## TASK BRIEF:
The records should be repeated word for word, pictures excluded.
-- -- --
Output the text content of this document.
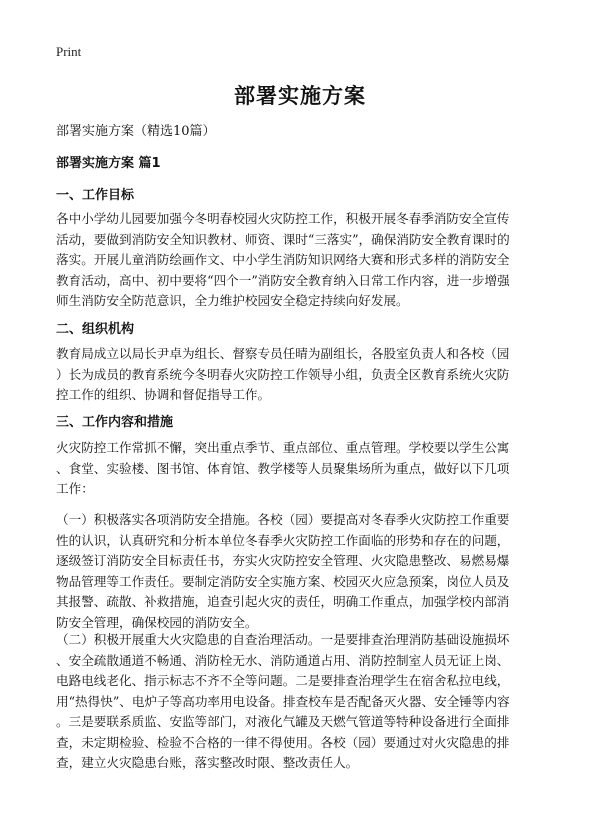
Print
部署实施方案
部署实施方案（精选10篇）
部署实施方案 篇1
一、工作目标
各中小学幼儿园要加强今冬明春校园火灾防控工作，积极开展冬春季消防安全宣传
活动，要做到消防安全知识教材、师资、课时“三落实”，确保消防安全教育课时的
落实。开展儿童消防绘画作文、中小学生消防知识网络大赛和形式多样的消防安全
教育活动，高中、初中要将“四个一”消防安全教育纳入日常工作内容，进一步增强
师生消防安全防范意识，全力维护校园安全稳定持续向好发展。
二、组织机构
教育局成立以局长尹卓为组长、督察专员任晴为副组长，各股室负责人和各校（园
）长为成员的教育系统今冬明春火灾防控工作领导小组，负责全区教育系统火灾防
控工作的组织、协调和督促指导工作。
三、工作内容和措施
火灾防控工作常抓不懈，突出重点季节、重点部位、重点管理。学校要以学生公寓
、食堂、实验楼、图书馆、体育馆、教学楼等人员聚集场所为重点，做好以下几项
工作：
（一）积极落实各项消防安全措施。各校（园）要提高对冬春季火灾防控工作重要
性的认识，认真研究和分析本单位冬春季火灾防控工作面临的形势和存在的问题，
逐级签订消防安全目标责任书，夯实火灾防控安全管理、火灾隐患整改、易燃易爆
物品管理等工作责任。要制定消防安全实施方案、校园灭火应急预案，岗位人员及
其报警、疏散、补救措施，追查引起火灾的责任，明确工作重点，加强学校内部消
防安全管理，确保校园的消防安全。
（二）积极开展重大火灾隐患的自查治理活动。一是要排查治理消防基础设施损坏
、安全疏散通道不畅通、消防栓无水、消防通道占用、消防控制室人员无证上岗、
电路电线老化、指示标志不齐不全等问题。二是要排查治理学生在宿舍私拉电线，
用“热得快”、电炉子等高功率用电设备。排查校车是否配备灭火器、安全锤等内容
。三是要联系质监、安监等部门，对液化气罐及天燃气管道等特种设备进行全面排
查，未定期检验、检验不合格的一律不得使用。各校（园）要通过对火灾隐患的排
查，建立火灾隐患台账，落实整改时限、整改责任人。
-- -- --
## THE RESPONSE:
Output the text content of this document.
Print
部署实施方案
部署实施方案（精选10篇）
部署实施方案 篇1
一、工作目标
各中小学幼儿园要加强今冬明春校园火灾防控工作，积极开展冬春季消防安全宣传
活动，要做到消防安全知识教材、师资、课时“三落实”，确保消防安全教育课时的
落实。开展儿童消防绘画作文、中小学生消防知识网络大赛和形式多样的消防安全
教育活动，高中、初中要将“四个一”消防安全教育纳入日常工作内容，进一步增强
师生消防安全防范意识，全力维护校园安全稳定持续向好发展。
二、组织机构
教育局成立以局长尹卓为组长、督察专员任晴为副组长，各股室负责人和各校（园
）长为成员的教育系统今冬明春火灾防控工作领导小组，负责全区教育系统火灾防
控工作的组织、协调和督促指导工作。
三、工作内容和措施
火灾防控工作常抓不懈，突出重点季节、重点部位、重点管理。学校要以学生公寓
、食堂、实验楼、图书馆、体育馆、教学楼等人员聚集场所为重点，做好以下几项
工作：
（一）积极落实各项消防安全措施。各校（园）要提高对冬春季火灾防控工作重要
性的认识，认真研究和分析本单位冬春季火灾防控工作面临的形势和存在的问题，
逐级签订消防安全目标责任书，夯实火灾防控安全管理、火灾隐患整改、易燃易爆
物品管理等工作责任。要制定消防安全实施方案、校园灭火应急预案，岗位人员及
其报警、疏散、补救措施，追查引起火灾的责任，明确工作重点，加强学校内部消
防安全管理，确保校园的消防安全。
（二）积极开展重大火灾隐患的自查治理活动。一是要排查治理消防基础设施损坏
、安全疏散通道不畅通、消防栓无水、消防通道占用、消防控制室人员无证上岗、
电路电线老化、指示标志不齐不全等问题。二是要排查治理学生在宿舍私拉电线，
用“热得快”、电炉子等高功率用电设备。排查校车是否配备灭火器、安全锤等内容
。三是要联系质监、安监等部门，对液化气罐及天燃气管道等特种设备进行全面排
查，未定期检验、检验不合格的一律不得使用。各校（园）要通过对火灾隐患的排
查，建立火灾隐患台账，落实整改时限、整改责任人。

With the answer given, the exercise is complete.